TEXT SECTION
+++

Regarding the data layout: Currently, we use the symbol identifier as “measurement” or metric and tags to identify whether it is a bid, ask or last price and the stock exchange it is coming from.
Is this a recommended way to setup the data for about 1M symbols and about 5 different stock exchanges?

So your data in line protocol looks roughly like

symbol1,type=bid,exchange=NYSE value=100 <timestamp>
symbol2,type=ask,exchange=NASDAQ value=100 <timestamp>

How likely would it be that there would be data like

symbol1,type=bid,exchange=NYSE value=100 <timestamp_1>
symbol1,type=ask,exchange=NYSE value=100 <timestamp_1>
symbol1,type=value,exchange=NYSE value=100 <timestamp_1>
symbol1,type=bid,exchange=NASDAQ value=100 <timestamp_1>
symbol1,type=ask,exchange=NASDAQ value=100 <timestamp_1>
symbol1,type=value,exchange=NASDAQ value=100 <timestamp_1>

where each point has the same symbol and timestamp, but of a different exchange or type?

hi,

thanks for your reply.

A query typically queries all data for one given symbol for the last n days (usually not more than 30 days). For instance:

SELECT * FROM symbol1 WHERE time > '2017-03-01T00:00:00Z'

In total 100K data points will be added per second (in peak times, more like 50K on average). There are 1M different symbols in total which they can be added to.

+++

DATA EXTRACT
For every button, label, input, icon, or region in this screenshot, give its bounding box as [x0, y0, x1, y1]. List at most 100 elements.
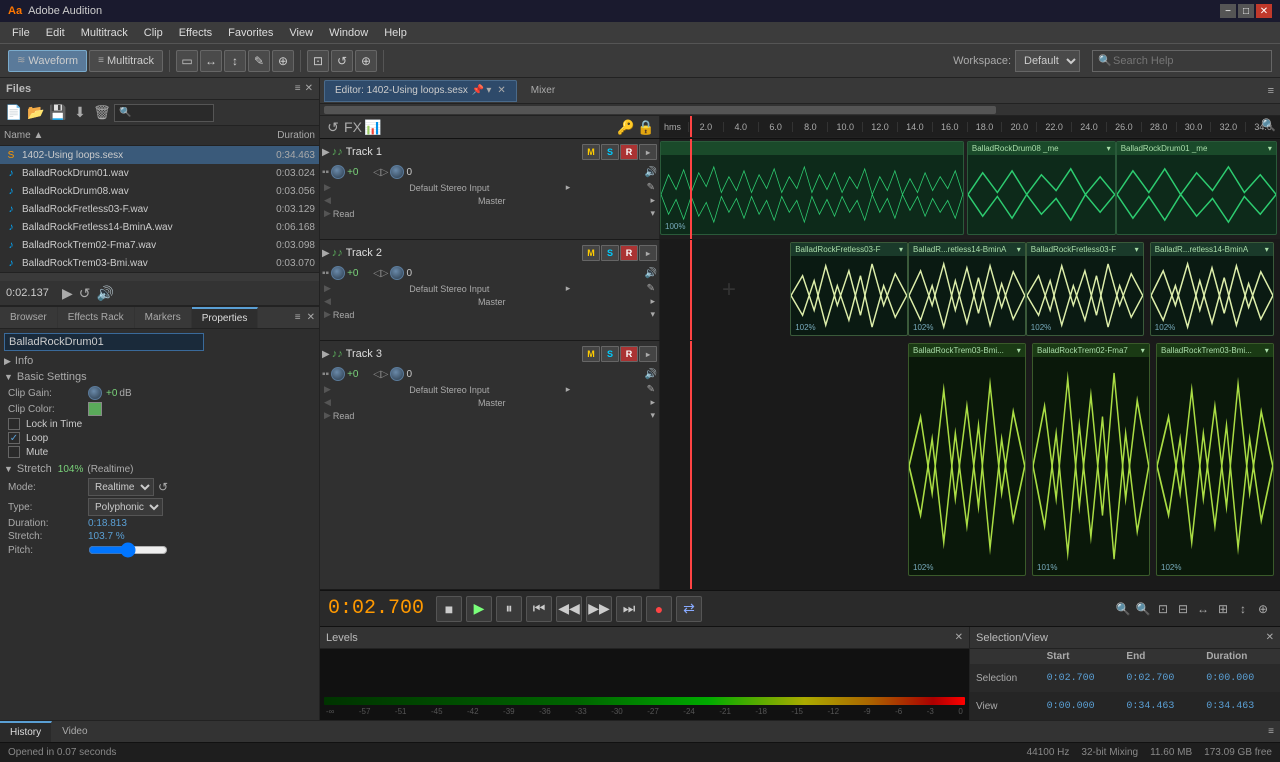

+++

TASK REQUIREMENTS
[1] Answer these questions using the stock data layout discussion, one line each:
(a) What do the tags identify in the current data layout?
(b) About how many symbols and how many stock exchanges does the setup need to handle?
(c) How many days of data does a typical query cover at most?
[2] Continue the stock data layout discussion from its final sentence.

OUTPUTS IN ORDER
[1]
(a) Whether a value is a bid, ask or last price, and which stock exchange it comes from.
(b) About 1M symbols and about 5 stock exchanges.
(c) Usually not more than 30 days.

[2]
Therefore, the cardinalities of the different properties would be roughly:

symbol: 1M
type: 3
exchange: 10

very likely. Most of the times the different types are provided with the same timestamp simultaneously.

Thanks for your help!

Regards,
Michael

Awesome. In my mind there’s a few ways you could go about structuring your data.

Option 1
Have a single measurement stock_price with two tags ticker and exchange, and three fields bid, ask, and value.
In line protocol that would look like this

stock_price,ticker=<symbol>,exchange=<exchange> bid=1,ask=10,value=17 <timestamp_1>

To me, this is what I would consider to be the standard InfluxDB structure. This is because you can now do queries like

SELECT max(value) FROM stock_price WHERE time > now() - 30d AND exchange = 'NASDAQ' GROUP BY time(1d), ticker

where you do a GROUP BY ticker.

Option 2
Have a measurement for each ticker symbol a single tag exchange, and three fields bid, ask, and value.
In line protocol that would look like this

symbol_1,exchange=<exchange> bid=1,ask=10,value=17 <timestamp_1>

While there’s nothing technically wrong with this approach, having millions of measurements is usually a bit of a red flag to me. Additionally, you lose the ability to do things like run a GROUP BY across all of the symbols, but if you rarely run queries like this, that thats less of an issue.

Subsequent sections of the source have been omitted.